Your task: Extract all of the entries and set them down verbatim.

[Items from a dataset]
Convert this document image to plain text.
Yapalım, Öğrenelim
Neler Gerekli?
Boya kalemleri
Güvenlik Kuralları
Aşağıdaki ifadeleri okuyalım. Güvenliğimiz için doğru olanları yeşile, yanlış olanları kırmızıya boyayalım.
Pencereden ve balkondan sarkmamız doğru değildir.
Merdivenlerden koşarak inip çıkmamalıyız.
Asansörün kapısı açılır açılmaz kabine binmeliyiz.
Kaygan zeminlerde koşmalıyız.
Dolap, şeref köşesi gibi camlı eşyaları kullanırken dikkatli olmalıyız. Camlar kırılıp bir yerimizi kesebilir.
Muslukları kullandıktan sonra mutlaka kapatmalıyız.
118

Written response:
Convert this document image to plain text.
Yapalım, Öğrenelim
Neler Gerekli?
Boya kalemleri
Güvenlik Kuralları
Aşağıdaki ifadeleri okuyalım. Güvenliğimiz için doğru olanları yeşile, yanlış olanları kırmızıya boyayalım.
Pencereden ve balkondan sarkmamız doğru değildir.
Merdivenlerden koşarak inip çıkmamalıyız.
Asansörün kapısı açılır açılmaz kabine binmeliyiz.
Kaygan zeminlerde koşmalıyız.
Dolap, şeref köşesi gibi camlı eşyaları kullanırken dikkatli olmalıyız. Camlar kırılıp bir yerimizi kesebilir.
Muslukları kullandıktan sonra mutlaka kapatmalıyız.
118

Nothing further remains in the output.